Begin

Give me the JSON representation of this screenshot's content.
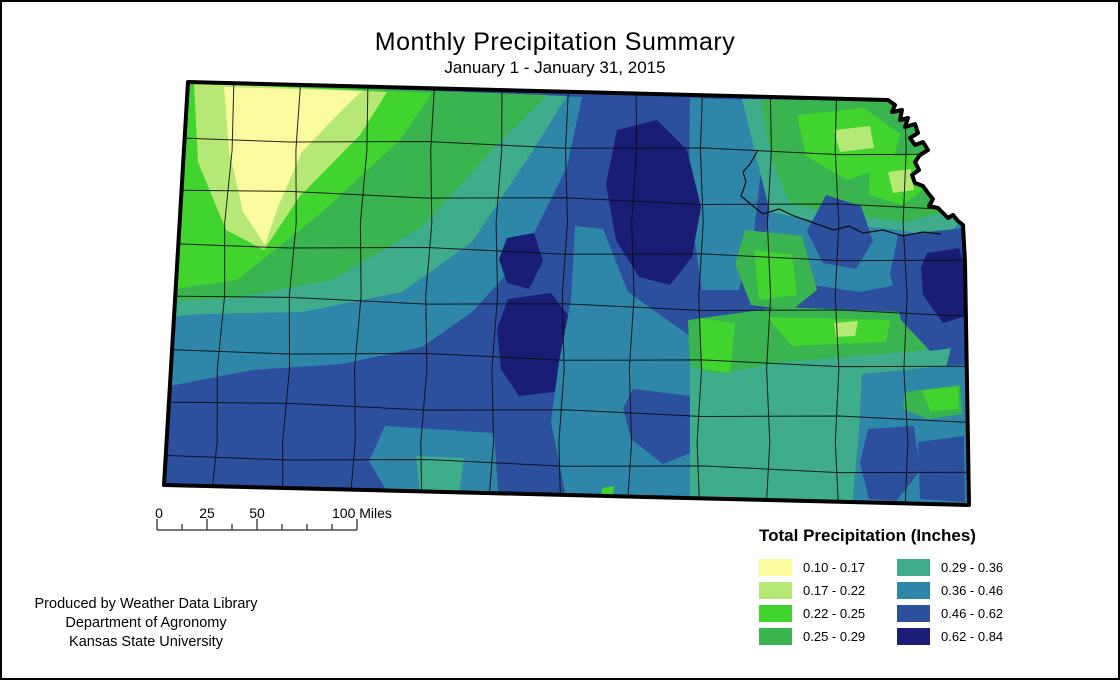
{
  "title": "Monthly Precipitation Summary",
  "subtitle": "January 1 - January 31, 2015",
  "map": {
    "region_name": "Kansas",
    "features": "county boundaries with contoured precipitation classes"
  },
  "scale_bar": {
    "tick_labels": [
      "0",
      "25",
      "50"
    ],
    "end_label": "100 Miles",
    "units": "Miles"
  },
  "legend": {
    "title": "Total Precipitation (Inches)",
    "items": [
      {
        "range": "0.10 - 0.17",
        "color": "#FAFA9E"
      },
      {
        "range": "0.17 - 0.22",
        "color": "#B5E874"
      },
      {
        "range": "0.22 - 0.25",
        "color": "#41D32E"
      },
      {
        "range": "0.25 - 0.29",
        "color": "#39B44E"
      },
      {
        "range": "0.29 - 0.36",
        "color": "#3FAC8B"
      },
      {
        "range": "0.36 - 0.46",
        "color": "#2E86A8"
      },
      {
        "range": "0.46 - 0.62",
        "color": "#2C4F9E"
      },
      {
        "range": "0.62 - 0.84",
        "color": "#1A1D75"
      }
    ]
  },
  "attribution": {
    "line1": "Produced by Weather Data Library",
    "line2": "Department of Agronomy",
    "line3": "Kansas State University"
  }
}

End

TASK INSTRUCTIONS
Copy out each line in the preceding records that contains "Kansas".

RESULT FOR THIS EXERCISE
    "region_name": "Kansas",
    "line3": "Kansas State University"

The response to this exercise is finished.